» EXERCISE BRIEF
Transcribe word for word the lines spanning the line with "Serialize everything readable" through the end of the records.

------------------------

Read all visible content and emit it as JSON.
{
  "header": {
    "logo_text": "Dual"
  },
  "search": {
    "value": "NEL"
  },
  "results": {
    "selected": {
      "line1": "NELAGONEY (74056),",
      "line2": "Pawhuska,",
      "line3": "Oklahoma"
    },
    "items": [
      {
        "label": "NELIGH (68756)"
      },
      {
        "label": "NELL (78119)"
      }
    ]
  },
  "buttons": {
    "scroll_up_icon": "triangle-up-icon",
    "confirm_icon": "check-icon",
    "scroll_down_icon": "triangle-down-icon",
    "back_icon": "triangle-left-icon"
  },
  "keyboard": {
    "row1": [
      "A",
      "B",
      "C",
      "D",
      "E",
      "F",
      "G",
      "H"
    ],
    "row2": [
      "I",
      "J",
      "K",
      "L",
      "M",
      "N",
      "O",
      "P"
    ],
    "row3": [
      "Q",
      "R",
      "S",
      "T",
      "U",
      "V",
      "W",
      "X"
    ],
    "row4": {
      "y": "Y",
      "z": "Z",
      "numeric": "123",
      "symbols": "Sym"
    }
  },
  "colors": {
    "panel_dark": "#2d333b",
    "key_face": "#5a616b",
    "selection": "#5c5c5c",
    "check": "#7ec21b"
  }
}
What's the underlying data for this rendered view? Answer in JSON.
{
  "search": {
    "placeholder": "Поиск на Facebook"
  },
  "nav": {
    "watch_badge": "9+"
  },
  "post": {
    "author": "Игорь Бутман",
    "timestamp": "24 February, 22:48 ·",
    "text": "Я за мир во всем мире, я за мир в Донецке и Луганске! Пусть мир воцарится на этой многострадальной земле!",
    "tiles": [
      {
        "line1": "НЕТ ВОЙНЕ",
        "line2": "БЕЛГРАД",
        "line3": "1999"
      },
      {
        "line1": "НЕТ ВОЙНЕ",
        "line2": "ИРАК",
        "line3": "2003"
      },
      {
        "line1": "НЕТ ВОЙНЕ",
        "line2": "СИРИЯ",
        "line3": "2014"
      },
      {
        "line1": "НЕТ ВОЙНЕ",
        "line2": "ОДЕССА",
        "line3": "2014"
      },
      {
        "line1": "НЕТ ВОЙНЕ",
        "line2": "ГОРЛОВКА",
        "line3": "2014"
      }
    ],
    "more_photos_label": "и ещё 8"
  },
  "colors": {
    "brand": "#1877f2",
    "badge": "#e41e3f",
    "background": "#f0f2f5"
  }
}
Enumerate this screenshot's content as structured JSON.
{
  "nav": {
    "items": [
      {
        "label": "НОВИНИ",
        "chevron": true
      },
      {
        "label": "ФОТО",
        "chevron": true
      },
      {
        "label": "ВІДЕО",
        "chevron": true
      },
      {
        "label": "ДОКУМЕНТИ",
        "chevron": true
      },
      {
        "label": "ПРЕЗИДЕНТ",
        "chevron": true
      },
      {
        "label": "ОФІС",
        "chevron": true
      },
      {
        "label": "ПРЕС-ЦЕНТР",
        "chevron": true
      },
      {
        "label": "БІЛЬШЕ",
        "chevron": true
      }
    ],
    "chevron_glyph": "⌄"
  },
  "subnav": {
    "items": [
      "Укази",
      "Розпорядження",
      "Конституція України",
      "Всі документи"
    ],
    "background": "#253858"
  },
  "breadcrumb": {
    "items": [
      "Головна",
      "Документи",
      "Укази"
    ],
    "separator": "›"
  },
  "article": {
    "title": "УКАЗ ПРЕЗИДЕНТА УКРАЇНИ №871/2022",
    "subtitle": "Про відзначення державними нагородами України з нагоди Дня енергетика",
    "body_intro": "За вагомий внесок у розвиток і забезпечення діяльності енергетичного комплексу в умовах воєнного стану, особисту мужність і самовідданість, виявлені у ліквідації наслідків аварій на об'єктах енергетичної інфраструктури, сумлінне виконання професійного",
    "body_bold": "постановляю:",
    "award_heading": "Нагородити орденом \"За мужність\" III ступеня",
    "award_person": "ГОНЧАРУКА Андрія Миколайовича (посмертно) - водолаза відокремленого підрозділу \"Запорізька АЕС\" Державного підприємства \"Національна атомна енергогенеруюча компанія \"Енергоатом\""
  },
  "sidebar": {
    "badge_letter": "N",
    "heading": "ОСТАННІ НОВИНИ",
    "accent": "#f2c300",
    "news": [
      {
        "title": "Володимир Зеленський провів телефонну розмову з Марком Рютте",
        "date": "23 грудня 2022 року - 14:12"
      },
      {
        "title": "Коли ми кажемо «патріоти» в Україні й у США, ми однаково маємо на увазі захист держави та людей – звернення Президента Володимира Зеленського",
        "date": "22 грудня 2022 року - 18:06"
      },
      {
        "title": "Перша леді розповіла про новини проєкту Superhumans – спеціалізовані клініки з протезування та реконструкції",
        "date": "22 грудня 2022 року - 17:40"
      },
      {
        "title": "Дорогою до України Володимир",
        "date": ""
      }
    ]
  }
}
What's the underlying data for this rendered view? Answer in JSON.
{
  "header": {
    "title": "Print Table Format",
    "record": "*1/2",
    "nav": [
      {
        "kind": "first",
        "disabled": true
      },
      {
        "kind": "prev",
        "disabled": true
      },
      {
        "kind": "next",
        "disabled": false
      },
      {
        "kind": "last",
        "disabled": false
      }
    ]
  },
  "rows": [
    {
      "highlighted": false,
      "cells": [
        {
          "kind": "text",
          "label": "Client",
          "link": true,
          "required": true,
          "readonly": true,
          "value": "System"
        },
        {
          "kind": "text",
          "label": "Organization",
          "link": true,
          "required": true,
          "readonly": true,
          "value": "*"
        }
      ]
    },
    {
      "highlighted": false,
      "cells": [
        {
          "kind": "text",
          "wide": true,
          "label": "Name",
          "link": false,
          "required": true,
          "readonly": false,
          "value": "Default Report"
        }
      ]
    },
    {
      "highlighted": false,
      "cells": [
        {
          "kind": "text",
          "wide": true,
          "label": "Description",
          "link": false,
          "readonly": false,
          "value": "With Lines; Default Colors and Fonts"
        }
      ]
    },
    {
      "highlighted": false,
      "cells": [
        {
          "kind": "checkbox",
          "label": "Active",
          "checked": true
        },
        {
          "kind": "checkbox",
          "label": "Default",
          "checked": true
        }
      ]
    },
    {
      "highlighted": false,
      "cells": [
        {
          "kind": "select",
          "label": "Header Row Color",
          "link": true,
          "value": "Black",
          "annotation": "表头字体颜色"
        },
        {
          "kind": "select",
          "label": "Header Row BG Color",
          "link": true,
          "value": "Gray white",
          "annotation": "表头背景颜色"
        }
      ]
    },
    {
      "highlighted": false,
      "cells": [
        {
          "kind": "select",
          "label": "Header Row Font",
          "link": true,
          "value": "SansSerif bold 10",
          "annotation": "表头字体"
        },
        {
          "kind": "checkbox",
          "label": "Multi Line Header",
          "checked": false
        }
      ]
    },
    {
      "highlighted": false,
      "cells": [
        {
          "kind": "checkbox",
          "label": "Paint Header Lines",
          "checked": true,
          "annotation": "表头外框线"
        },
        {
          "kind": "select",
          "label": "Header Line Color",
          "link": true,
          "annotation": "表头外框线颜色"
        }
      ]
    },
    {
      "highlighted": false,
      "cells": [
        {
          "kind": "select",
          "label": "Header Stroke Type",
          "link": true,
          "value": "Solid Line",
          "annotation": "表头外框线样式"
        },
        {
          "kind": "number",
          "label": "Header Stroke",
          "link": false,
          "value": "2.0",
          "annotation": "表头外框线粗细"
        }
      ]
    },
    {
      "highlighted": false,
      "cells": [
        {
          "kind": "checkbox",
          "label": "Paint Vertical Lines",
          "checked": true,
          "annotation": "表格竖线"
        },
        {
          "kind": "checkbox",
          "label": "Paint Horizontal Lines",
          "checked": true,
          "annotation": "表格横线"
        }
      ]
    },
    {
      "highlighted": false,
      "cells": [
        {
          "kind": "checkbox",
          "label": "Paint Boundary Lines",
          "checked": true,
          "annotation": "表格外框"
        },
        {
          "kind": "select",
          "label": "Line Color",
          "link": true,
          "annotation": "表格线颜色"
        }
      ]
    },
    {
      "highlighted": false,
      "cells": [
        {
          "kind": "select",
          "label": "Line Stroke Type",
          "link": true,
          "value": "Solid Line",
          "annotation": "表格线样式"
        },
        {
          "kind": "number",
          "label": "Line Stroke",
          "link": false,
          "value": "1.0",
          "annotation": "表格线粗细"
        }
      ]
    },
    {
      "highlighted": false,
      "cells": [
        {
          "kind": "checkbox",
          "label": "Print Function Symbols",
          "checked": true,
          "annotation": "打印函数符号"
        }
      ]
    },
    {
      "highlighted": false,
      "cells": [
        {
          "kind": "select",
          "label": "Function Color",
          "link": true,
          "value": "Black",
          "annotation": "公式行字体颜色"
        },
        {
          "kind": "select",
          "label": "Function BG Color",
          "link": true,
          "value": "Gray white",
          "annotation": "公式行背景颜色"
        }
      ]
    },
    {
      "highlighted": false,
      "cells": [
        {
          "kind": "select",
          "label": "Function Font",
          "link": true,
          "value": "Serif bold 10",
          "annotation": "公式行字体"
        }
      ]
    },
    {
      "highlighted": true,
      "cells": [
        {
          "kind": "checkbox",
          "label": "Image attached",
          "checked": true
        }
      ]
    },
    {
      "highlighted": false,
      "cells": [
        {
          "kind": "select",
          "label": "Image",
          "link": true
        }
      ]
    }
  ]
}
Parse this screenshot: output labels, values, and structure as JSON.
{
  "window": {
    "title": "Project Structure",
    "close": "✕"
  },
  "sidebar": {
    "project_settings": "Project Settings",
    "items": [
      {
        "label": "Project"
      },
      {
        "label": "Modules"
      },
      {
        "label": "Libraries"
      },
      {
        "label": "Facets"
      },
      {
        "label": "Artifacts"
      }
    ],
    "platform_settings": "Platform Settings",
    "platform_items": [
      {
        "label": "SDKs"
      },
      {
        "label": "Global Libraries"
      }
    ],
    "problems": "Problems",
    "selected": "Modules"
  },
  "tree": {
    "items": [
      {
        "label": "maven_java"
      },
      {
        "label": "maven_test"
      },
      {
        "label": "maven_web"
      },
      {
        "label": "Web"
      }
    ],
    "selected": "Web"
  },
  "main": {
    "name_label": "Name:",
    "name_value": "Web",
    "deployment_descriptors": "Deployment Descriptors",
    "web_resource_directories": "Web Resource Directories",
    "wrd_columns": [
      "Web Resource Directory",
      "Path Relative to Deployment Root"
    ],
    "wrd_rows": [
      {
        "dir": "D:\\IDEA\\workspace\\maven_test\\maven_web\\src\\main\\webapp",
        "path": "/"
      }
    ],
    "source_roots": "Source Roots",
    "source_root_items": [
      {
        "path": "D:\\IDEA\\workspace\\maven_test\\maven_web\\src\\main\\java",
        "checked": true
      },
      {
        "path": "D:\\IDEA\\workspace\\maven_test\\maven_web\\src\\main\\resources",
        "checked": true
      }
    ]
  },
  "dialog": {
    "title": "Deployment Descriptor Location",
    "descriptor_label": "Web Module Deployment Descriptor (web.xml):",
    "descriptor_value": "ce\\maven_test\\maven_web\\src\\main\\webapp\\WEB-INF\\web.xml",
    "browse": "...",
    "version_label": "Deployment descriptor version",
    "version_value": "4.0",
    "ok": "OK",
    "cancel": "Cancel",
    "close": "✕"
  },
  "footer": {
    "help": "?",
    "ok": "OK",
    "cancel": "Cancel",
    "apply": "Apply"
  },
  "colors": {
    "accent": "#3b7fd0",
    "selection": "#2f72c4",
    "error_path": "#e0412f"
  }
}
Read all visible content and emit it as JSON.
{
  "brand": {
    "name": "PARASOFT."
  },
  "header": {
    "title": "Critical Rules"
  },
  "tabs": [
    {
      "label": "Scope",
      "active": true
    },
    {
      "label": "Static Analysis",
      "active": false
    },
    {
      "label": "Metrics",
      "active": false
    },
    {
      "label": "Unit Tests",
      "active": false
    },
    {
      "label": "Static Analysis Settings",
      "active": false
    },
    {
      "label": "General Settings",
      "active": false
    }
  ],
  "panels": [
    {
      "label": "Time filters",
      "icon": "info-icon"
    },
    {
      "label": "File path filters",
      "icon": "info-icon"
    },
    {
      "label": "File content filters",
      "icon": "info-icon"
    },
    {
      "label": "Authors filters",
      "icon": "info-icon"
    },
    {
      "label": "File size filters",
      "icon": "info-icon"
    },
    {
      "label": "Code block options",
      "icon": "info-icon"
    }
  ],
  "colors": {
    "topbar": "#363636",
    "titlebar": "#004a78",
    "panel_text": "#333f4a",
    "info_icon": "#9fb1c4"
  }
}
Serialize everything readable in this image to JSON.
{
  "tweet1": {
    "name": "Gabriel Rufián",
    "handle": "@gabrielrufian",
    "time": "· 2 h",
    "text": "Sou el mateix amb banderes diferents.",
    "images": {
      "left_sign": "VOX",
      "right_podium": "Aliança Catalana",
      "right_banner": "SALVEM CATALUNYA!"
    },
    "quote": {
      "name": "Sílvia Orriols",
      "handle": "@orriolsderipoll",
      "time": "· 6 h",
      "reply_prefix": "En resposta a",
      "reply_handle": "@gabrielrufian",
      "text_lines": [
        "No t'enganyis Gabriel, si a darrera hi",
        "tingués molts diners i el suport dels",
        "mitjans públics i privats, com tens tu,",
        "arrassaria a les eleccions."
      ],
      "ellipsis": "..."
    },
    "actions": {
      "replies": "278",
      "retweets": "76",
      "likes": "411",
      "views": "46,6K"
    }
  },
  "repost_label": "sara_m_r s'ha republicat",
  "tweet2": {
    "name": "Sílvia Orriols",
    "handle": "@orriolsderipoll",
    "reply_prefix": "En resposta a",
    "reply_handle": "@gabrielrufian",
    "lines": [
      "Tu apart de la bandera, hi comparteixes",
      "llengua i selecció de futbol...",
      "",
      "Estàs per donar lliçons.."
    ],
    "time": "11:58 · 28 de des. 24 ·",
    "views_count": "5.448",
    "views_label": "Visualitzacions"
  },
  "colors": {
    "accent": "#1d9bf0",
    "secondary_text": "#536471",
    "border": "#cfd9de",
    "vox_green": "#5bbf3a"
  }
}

------------------------

» RESPONSE
Serialize everything readable in this image to JSON.
{
  "tweet1": {
    "name": "Gabriel Rufián",
    "handle": "@gabrielrufian",
    "time": "· 2 h",
    "text": "Sou el mateix amb banderes diferents.",
    "images": {
      "left_sign": "VOX",
      "right_podium": "Aliança Catalana",
      "right_banner": "SALVEM CATALUNYA!"
    },
    "quote": {
      "name": "Sílvia Orriols",
      "handle": "@orriolsderipoll",
      "time": "· 6 h",
      "reply_prefix": "En resposta a",
      "reply_handle": "@gabrielrufian",
      "text_lines": [
        "No t'enganyis Gabriel, si a darrera hi",
        "tingués molts diners i el suport dels",
        "mitjans públics i privats, com tens tu,",
        "arrassaria a les eleccions."
      ],
      "ellipsis": "..."
    },
    "actions": {
      "replies": "278",
      "retweets": "76",
      "likes": "411",
      "views": "46,6K"
    }
  },
  "repost_label": "sara_m_r s'ha republicat",
  "tweet2": {
    "name": "Sílvia Orriols",
    "handle": "@orriolsderipoll",
    "reply_prefix": "En resposta a",
    "reply_handle": "@gabrielrufian",
    "lines": [
      "Tu apart de la bandera, hi comparteixes",
      "llengua i selecció de futbol...",
      "",
      "Estàs per donar lliçons.."
    ],
    "time": "11:58 · 28 de des. 24 ·",
    "views_count": "5.448",
    "views_label": "Visualitzacions"
  },
  "colors": {
    "accent": "#1d9bf0",
    "secondary_text": "#536471",
    "border": "#cfd9de",
    "vox_green": "#5bbf3a"
  }
}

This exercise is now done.